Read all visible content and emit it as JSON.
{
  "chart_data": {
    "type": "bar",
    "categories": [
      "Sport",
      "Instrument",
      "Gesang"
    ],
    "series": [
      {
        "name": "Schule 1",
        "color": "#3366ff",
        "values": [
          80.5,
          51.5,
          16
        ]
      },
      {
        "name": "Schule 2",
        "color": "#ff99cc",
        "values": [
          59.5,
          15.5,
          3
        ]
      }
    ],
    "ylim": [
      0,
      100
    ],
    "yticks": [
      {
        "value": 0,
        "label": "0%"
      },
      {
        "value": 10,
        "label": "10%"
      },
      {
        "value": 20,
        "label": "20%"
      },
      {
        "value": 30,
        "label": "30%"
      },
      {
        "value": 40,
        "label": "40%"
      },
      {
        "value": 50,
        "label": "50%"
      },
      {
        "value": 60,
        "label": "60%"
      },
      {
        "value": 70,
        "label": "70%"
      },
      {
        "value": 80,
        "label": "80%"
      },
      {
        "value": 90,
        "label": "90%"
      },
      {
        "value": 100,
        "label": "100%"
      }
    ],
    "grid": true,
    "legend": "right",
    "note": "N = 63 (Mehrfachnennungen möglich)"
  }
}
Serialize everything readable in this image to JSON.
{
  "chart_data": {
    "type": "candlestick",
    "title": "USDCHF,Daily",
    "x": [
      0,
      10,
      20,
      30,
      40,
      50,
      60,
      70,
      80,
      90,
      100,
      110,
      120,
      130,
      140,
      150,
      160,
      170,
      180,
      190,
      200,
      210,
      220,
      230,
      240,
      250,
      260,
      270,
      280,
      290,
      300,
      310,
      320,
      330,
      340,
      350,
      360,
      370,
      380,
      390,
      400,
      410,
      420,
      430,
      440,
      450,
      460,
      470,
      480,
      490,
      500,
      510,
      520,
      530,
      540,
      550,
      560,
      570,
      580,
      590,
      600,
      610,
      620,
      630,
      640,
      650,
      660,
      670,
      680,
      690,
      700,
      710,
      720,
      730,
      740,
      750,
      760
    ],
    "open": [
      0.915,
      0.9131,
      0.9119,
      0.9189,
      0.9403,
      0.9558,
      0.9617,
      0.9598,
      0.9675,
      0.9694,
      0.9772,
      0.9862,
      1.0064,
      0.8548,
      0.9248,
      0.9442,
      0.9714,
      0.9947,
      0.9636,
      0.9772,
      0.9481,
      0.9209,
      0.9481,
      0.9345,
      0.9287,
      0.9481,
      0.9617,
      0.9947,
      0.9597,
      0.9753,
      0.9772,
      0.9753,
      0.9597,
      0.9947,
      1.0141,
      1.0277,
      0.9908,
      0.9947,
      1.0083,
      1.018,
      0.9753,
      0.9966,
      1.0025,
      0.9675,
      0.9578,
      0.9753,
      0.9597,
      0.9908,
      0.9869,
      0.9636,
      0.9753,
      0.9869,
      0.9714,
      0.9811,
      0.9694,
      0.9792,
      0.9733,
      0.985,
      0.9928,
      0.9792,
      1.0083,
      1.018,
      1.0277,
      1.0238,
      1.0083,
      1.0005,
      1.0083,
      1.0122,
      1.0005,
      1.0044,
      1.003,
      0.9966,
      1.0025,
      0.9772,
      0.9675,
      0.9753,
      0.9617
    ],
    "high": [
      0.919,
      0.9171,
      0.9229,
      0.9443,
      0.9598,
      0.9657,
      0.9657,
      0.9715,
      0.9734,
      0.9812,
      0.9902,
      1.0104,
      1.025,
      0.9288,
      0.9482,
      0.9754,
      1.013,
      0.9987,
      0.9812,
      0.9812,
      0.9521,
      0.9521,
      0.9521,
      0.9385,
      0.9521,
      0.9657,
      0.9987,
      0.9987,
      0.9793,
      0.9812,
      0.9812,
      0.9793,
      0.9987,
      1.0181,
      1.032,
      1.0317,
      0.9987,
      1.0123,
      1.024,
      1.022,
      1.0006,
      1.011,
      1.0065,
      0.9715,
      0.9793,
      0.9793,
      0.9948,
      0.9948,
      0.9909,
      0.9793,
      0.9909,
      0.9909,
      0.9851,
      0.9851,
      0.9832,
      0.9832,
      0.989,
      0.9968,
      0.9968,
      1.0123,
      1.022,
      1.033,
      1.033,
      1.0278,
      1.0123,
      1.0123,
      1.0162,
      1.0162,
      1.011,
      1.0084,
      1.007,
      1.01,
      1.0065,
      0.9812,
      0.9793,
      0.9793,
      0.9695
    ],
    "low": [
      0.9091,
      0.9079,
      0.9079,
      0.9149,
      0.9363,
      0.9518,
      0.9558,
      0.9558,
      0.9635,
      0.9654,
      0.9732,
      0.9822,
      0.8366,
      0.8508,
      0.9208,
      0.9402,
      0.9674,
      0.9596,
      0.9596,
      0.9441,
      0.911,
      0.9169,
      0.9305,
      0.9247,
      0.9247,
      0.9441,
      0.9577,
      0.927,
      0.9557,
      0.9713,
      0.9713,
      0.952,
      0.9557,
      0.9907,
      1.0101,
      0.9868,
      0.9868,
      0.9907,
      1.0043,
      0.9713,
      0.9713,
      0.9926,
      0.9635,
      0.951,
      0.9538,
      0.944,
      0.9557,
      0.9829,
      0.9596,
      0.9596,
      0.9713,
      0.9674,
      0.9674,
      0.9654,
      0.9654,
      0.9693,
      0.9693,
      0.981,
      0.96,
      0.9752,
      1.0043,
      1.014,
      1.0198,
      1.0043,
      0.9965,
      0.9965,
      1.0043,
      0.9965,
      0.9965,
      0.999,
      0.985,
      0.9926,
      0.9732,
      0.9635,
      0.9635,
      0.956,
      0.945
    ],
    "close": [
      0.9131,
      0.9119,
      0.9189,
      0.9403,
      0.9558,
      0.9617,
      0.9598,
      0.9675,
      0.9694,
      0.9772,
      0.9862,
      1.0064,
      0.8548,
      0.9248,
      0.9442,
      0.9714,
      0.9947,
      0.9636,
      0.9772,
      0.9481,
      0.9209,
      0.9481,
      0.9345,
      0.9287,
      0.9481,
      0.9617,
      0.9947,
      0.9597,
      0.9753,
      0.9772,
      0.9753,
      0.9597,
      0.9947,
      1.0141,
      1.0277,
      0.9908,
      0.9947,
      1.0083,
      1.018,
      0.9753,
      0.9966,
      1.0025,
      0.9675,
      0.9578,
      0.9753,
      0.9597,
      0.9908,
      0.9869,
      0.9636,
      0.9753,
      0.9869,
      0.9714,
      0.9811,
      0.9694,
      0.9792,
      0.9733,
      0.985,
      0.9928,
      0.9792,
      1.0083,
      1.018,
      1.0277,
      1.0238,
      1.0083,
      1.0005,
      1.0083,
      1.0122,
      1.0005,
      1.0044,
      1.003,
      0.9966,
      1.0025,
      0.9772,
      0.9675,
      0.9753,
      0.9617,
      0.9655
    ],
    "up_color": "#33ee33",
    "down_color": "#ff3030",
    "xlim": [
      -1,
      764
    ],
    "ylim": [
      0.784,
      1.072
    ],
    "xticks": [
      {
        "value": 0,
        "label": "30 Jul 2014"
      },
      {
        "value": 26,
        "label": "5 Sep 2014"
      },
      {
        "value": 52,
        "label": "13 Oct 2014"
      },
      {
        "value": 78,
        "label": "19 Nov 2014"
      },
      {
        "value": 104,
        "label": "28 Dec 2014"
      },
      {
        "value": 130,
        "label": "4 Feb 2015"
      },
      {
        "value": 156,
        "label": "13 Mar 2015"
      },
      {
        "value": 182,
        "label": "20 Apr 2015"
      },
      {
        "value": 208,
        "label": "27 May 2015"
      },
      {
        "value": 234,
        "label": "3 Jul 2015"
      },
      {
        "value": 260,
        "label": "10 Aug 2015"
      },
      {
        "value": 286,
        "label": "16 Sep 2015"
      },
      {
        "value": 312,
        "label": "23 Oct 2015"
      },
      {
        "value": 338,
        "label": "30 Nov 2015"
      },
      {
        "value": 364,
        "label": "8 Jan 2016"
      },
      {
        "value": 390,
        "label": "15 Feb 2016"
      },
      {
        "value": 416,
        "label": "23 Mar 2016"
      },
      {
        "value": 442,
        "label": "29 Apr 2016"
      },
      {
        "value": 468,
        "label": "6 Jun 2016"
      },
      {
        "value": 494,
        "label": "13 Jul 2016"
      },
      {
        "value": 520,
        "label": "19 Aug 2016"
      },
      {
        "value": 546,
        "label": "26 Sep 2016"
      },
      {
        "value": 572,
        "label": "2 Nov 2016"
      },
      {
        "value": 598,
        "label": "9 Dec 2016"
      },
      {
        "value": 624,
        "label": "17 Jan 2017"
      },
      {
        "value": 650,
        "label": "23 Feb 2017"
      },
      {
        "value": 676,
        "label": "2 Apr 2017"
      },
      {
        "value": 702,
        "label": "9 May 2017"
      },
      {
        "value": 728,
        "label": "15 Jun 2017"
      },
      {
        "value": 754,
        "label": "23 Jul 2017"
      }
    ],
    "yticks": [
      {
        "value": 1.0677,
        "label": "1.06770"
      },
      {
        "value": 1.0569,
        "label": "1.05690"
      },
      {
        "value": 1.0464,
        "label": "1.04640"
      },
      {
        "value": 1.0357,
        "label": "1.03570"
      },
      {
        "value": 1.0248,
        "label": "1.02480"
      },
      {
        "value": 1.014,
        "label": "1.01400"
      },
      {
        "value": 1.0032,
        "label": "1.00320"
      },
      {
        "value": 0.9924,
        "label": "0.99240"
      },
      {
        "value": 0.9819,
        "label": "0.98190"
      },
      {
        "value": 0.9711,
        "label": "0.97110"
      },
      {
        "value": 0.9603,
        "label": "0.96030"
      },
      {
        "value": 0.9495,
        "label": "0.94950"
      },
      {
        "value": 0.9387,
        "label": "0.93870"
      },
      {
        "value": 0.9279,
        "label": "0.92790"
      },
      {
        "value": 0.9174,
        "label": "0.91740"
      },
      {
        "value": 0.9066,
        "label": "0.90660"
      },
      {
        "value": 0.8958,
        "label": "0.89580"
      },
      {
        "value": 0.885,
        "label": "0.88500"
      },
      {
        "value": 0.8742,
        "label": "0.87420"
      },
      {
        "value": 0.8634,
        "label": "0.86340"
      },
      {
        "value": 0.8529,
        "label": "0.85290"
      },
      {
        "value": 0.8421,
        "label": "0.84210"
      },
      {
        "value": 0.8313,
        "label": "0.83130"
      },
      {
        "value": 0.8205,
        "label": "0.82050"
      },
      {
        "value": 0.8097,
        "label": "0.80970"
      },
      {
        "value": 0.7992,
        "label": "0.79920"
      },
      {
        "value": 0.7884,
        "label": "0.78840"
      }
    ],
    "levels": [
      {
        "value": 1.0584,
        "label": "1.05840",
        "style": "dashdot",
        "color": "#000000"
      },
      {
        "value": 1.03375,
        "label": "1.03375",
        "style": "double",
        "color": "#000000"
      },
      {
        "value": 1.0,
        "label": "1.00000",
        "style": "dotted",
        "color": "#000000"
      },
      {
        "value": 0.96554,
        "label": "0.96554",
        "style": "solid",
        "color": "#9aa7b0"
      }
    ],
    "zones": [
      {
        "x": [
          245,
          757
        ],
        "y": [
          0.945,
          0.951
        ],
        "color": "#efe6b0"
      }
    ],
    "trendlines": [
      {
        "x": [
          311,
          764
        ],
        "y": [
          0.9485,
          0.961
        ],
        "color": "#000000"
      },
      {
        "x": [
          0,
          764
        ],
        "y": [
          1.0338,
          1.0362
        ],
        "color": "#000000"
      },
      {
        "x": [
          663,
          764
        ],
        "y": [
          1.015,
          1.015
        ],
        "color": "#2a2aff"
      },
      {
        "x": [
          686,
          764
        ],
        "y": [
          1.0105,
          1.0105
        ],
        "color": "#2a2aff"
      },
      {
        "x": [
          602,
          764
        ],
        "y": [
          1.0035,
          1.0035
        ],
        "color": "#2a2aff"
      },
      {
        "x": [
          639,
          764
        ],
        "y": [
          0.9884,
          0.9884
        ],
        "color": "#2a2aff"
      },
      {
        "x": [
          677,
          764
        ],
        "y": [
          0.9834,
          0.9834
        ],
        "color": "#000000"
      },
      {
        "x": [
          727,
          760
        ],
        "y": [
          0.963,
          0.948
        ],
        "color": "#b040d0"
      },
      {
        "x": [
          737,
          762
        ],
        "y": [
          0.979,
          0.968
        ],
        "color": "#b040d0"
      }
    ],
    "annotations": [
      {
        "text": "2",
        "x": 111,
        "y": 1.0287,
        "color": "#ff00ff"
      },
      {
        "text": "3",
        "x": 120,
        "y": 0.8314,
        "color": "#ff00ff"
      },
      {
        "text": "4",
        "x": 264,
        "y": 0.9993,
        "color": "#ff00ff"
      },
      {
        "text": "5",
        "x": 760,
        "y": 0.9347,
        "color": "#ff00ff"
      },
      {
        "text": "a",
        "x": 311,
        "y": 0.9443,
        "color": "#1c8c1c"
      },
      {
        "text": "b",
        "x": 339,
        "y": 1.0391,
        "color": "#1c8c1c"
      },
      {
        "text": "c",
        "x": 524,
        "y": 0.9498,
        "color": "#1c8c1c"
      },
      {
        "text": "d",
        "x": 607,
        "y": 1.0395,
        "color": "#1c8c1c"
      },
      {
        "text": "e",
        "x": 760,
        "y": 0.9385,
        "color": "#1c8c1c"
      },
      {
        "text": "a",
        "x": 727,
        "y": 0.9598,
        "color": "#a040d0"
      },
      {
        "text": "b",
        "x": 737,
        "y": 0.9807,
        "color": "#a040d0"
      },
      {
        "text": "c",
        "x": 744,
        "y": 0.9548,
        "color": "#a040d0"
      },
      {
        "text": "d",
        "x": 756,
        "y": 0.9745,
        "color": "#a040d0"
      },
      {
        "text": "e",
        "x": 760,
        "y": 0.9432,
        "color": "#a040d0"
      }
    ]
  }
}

____________________

Above are the records. Copy every line in them holding "style".

**Exercise answer:**
        "style": "dashdot",
        "style": "double",
        "style": "dotted",
        "style": "solid",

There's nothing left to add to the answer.